• _Job_:
Repeat all of the material exactly as given.

____________________

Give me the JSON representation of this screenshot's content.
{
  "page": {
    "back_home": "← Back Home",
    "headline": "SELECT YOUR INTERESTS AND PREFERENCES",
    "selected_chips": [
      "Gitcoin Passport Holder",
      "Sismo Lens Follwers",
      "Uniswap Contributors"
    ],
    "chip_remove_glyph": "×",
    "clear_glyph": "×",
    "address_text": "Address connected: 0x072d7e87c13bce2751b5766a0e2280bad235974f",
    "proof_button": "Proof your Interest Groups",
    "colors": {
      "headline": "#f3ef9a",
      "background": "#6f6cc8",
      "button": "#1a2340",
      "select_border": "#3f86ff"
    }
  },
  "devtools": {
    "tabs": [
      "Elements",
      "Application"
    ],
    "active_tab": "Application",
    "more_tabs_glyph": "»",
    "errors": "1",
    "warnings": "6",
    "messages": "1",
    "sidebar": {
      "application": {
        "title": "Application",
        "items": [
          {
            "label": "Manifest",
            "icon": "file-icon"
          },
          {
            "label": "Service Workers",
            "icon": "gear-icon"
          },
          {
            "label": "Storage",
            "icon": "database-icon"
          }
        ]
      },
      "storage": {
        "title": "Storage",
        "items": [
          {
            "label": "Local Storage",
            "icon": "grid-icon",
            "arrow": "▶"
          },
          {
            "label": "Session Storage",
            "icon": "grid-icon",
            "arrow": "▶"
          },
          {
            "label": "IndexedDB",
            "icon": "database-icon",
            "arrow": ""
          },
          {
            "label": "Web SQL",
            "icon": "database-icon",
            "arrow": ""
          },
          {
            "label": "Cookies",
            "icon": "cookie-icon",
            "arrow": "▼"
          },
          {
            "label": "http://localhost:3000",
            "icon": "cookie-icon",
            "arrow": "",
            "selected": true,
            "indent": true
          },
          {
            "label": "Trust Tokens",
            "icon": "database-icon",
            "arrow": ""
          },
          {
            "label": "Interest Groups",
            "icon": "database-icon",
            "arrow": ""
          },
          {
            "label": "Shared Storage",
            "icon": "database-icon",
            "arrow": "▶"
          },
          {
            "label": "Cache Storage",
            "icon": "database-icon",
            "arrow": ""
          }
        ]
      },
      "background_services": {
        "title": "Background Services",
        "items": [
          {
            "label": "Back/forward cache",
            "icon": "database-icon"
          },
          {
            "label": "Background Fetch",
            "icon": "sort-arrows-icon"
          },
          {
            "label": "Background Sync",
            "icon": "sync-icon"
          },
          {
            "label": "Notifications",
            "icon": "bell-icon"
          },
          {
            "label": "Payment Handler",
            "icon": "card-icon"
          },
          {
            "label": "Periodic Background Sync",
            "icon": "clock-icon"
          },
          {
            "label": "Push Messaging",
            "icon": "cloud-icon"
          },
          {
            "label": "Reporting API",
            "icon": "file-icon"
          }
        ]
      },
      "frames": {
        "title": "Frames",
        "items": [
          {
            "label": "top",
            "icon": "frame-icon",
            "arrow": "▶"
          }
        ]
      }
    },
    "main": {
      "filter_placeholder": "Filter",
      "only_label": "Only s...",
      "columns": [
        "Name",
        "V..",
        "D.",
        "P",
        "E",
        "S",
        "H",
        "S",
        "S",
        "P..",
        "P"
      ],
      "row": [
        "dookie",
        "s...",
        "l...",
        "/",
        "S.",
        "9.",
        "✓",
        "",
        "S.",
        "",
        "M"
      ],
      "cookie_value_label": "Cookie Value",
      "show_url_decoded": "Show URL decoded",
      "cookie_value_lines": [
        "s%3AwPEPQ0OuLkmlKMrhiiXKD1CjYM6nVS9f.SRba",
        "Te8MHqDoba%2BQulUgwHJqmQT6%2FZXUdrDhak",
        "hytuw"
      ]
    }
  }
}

____________________

• _Right answer_:
Give me the JSON representation of this screenshot's content.
{
  "page": {
    "back_home": "← Back Home",
    "headline": "SELECT YOUR INTERESTS AND PREFERENCES",
    "selected_chips": [
      "Gitcoin Passport Holder",
      "Sismo Lens Follwers",
      "Uniswap Contributors"
    ],
    "chip_remove_glyph": "×",
    "clear_glyph": "×",
    "address_text": "Address connected: 0x072d7e87c13bce2751b5766a0e2280bad235974f",
    "proof_button": "Proof your Interest Groups",
    "colors": {
      "headline": "#f3ef9a",
      "background": "#6f6cc8",
      "button": "#1a2340",
      "select_border": "#3f86ff"
    }
  },
  "devtools": {
    "tabs": [
      "Elements",
      "Application"
    ],
    "active_tab": "Application",
    "more_tabs_glyph": "»",
    "errors": "1",
    "warnings": "6",
    "messages": "1",
    "sidebar": {
      "application": {
        "title": "Application",
        "items": [
          {
            "label": "Manifest",
            "icon": "file-icon"
          },
          {
            "label": "Service Workers",
            "icon": "gear-icon"
          },
          {
            "label": "Storage",
            "icon": "database-icon"
          }
        ]
      },
      "storage": {
        "title": "Storage",
        "items": [
          {
            "label": "Local Storage",
            "icon": "grid-icon",
            "arrow": "▶"
          },
          {
            "label": "Session Storage",
            "icon": "grid-icon",
            "arrow": "▶"
          },
          {
            "label": "IndexedDB",
            "icon": "database-icon",
            "arrow": ""
          },
          {
            "label": "Web SQL",
            "icon": "database-icon",
            "arrow": ""
          },
          {
            "label": "Cookies",
            "icon": "cookie-icon",
            "arrow": "▼"
          },
          {
            "label": "http://localhost:3000",
            "icon": "cookie-icon",
            "arrow": "",
            "selected": true,
            "indent": true
          },
          {
            "label": "Trust Tokens",
            "icon": "database-icon",
            "arrow": ""
          },
          {
            "label": "Interest Groups",
            "icon": "database-icon",
            "arrow": ""
          },
          {
            "label": "Shared Storage",
            "icon": "database-icon",
            "arrow": "▶"
          },
          {
            "label": "Cache Storage",
            "icon": "database-icon",
            "arrow": ""
          }
        ]
      },
      "background_services": {
        "title": "Background Services",
        "items": [
          {
            "label": "Back/forward cache",
            "icon": "database-icon"
          },
          {
            "label": "Background Fetch",
            "icon": "sort-arrows-icon"
          },
          {
            "label": "Background Sync",
            "icon": "sync-icon"
          },
          {
            "label": "Notifications",
            "icon": "bell-icon"
          },
          {
            "label": "Payment Handler",
            "icon": "card-icon"
          },
          {
            "label": "Periodic Background Sync",
            "icon": "clock-icon"
          },
          {
            "label": "Push Messaging",
            "icon": "cloud-icon"
          },
          {
            "label": "Reporting API",
            "icon": "file-icon"
          }
        ]
      },
      "frames": {
        "title": "Frames",
        "items": [
          {
            "label": "top",
            "icon": "frame-icon",
            "arrow": "▶"
          }
        ]
      }
    },
    "main": {
      "filter_placeholder": "Filter",
      "only_label": "Only s...",
      "columns": [
        "Name",
        "V..",
        "D.",
        "P",
        "E",
        "S",
        "H",
        "S",
        "S",
        "P..",
        "P"
      ],
      "row": [
        "dookie",
        "s...",
        "l...",
        "/",
        "S.",
        "9.",
        "✓",
        "",
        "S.",
        "",
        "M"
      ],
      "cookie_value_label": "Cookie Value",
      "show_url_decoded": "Show URL decoded",
      "cookie_value_lines": [
        "s%3AwPEPQ0OuLkmlKMrhiiXKD1CjYM6nVS9f.SRba",
        "Te8MHqDoba%2BQulUgwHJqmQT6%2FZXUdrDhak",
        "hytuw"
      ]
    }
  }
}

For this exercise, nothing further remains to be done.